═════ Supplied material

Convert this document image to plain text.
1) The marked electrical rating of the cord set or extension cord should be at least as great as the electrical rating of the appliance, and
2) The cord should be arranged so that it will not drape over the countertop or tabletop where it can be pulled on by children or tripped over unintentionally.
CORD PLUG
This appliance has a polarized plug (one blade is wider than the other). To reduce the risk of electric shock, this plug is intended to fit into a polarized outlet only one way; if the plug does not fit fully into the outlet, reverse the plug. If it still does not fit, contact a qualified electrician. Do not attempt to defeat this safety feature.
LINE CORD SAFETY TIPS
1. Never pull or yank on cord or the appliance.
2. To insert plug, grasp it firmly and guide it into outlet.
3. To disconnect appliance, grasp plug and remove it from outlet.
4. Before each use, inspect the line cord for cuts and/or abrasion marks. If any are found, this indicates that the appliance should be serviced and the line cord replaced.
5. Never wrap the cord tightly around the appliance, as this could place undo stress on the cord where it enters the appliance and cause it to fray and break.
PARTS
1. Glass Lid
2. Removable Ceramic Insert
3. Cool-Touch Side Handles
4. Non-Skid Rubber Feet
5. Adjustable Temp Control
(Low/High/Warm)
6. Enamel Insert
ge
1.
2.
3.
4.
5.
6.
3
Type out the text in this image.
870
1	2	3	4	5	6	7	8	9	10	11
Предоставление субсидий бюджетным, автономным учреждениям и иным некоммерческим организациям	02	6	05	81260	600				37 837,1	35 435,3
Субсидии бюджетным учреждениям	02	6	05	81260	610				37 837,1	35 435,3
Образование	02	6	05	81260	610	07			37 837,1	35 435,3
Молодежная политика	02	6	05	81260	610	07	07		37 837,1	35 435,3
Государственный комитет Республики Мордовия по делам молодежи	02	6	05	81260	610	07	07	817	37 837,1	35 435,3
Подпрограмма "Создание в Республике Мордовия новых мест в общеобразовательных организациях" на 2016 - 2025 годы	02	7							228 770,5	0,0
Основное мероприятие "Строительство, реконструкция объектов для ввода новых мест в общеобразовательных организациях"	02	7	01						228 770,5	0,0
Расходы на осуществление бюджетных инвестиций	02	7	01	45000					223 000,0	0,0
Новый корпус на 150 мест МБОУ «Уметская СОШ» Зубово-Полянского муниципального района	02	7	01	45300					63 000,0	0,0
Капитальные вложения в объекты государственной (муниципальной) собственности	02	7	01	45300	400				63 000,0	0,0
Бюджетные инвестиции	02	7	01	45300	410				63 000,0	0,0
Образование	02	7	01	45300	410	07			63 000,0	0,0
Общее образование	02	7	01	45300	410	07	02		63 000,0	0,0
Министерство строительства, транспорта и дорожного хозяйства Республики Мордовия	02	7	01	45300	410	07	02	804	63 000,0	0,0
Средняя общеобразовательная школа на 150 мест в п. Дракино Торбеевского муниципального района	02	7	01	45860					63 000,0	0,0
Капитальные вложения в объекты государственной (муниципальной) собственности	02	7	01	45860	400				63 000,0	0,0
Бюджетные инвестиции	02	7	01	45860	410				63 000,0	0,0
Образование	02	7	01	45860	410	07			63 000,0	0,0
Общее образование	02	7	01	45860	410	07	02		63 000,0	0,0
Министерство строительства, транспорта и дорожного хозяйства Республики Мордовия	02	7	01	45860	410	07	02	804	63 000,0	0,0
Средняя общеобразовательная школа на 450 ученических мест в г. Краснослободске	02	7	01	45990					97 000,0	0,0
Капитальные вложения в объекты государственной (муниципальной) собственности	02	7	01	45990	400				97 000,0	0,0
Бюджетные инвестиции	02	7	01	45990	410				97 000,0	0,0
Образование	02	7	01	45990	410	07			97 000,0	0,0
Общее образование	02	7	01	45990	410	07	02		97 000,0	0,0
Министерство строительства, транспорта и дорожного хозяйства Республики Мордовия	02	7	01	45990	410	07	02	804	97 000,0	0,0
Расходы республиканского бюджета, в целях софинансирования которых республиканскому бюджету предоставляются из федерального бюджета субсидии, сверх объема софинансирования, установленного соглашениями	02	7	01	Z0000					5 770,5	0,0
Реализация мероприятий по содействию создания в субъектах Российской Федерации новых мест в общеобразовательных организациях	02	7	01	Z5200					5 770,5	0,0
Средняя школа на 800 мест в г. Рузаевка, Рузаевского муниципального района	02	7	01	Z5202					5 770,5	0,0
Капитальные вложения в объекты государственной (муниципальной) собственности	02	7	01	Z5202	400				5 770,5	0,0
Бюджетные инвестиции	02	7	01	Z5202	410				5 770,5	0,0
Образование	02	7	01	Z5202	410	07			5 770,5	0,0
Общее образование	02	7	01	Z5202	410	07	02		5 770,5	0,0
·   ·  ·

══════════

» Given request:
Every record above must be duplicated exactly.

» Written response:
Convert this document image to plain text.
1) The marked electrical rating of the cord set or extension cord should be at least as great as the electrical rating of the appliance, and
2) The cord should be arranged so that it will not drape over the countertop or tabletop where it can be pulled on by children or tripped over unintentionally.
CORD PLUG
This appliance has a polarized plug (one blade is wider than the other). To reduce the risk of electric shock, this plug is intended to fit into a polarized outlet only one way; if the plug does not fit fully into the outlet, reverse the plug. If it still does not fit, contact a qualified electrician. Do not attempt to defeat this safety feature.
LINE CORD SAFETY TIPS
1. Never pull or yank on cord or the appliance.
2. To insert plug, grasp it firmly and guide it into outlet.
3. To disconnect appliance, grasp plug and remove it from outlet.
4. Before each use, inspect the line cord for cuts and/or abrasion marks. If any are found, this indicates that the appliance should be serviced and the line cord replaced.
5. Never wrap the cord tightly around the appliance, as this could place undo stress on the cord where it enters the appliance and cause it to fray and break.
PARTS
1. Glass Lid
2. Removable Ceramic Insert
3. Cool-Touch Side Handles
4. Non-Skid Rubber Feet
5. Adjustable Temp Control
(Low/High/Warm)
6. Enamel Insert
ge
1.
2.
3.
4.
5.
6.
3
Type out the text in this image.
870
1	2	3	4	5	6	7	8	9	10	11
Предоставление субсидий бюджетным, автономным учреждениям и иным некоммерческим организациям	02	6	05	81260	600				37 837,1	35 435,3
Субсидии бюджетным учреждениям	02	6	05	81260	610				37 837,1	35 435,3
Образование	02	6	05	81260	610	07			37 837,1	35 435,3
Молодежная политика	02	6	05	81260	610	07	07		37 837,1	35 435,3
Государственный комитет Республики Мордовия по делам молодежи	02	6	05	81260	610	07	07	817	37 837,1	35 435,3
Подпрограмма "Создание в Республике Мордовия новых мест в общеобразовательных организациях" на 2016 - 2025 годы	02	7							228 770,5	0,0
Основное мероприятие "Строительство, реконструкция объектов для ввода новых мест в общеобразовательных организациях"	02	7	01						228 770,5	0,0
Расходы на осуществление бюджетных инвестиций	02	7	01	45000					223 000,0	0,0
Новый корпус на 150 мест МБОУ «Уметская СОШ» Зубово-Полянского муниципального района	02	7	01	45300					63 000,0	0,0
Капитальные вложения в объекты государственной (муниципальной) собственности	02	7	01	45300	400				63 000,0	0,0
Бюджетные инвестиции	02	7	01	45300	410				63 000,0	0,0
Образование	02	7	01	45300	410	07			63 000,0	0,0
Общее образование	02	7	01	45300	410	07	02		63 000,0	0,0
Министерство строительства, транспорта и дорожного хозяйства Республики Мордовия	02	7	01	45300	410	07	02	804	63 000,0	0,0
Средняя общеобразовательная школа на 150 мест в п. Дракино Торбеевского муниципального района	02	7	01	45860					63 000,0	0,0
Капитальные вложения в объекты государственной (муниципальной) собственности	02	7	01	45860	400				63 000,0	0,0
Бюджетные инвестиции	02	7	01	45860	410				63 000,0	0,0
Образование	02	7	01	45860	410	07			63 000,0	0,0
Общее образование	02	7	01	45860	410	07	02		63 000,0	0,0
Министерство строительства, транспорта и дорожного хозяйства Республики Мордовия	02	7	01	45860	410	07	02	804	63 000,0	0,0
Средняя общеобразовательная школа на 450 ученических мест в г. Краснослободске	02	7	01	45990					97 000,0	0,0
Капитальные вложения в объекты государственной (муниципальной) собственности	02	7	01	45990	400				97 000,0	0,0
Бюджетные инвестиции	02	7	01	45990	410				97 000,0	0,0
Образование	02	7	01	45990	410	07			97 000,0	0,0
Общее образование	02	7	01	45990	410	07	02		97 000,0	0,0
Министерство строительства, транспорта и дорожного хозяйства Республики Мордовия	02	7	01	45990	410	07	02	804	97 000,0	0,0
Расходы республиканского бюджета, в целях софинансирования которых республиканскому бюджету предоставляются из федерального бюджета субсидии, сверх объема софинансирования, установленного соглашениями	02	7	01	Z0000					5 770,5	0,0
Реализация мероприятий по содействию создания в субъектах Российской Федерации новых мест в общеобразовательных организациях	02	7	01	Z5200					5 770,5	0,0
Средняя школа на 800 мест в г. Рузаевка, Рузаевского муниципального района	02	7	01	Z5202					5 770,5	0,0
Капитальные вложения в объекты государственной (муниципальной) собственности	02	7	01	Z5202	400				5 770,5	0,0
Бюджетные инвестиции	02	7	01	Z5202	410				5 770,5	0,0
Образование	02	7	01	Z5202	410	07			5 770,5	0,0
Общее образование	02	7	01	Z5202	410	07	02		5 770,5	0,0
·   ·  ·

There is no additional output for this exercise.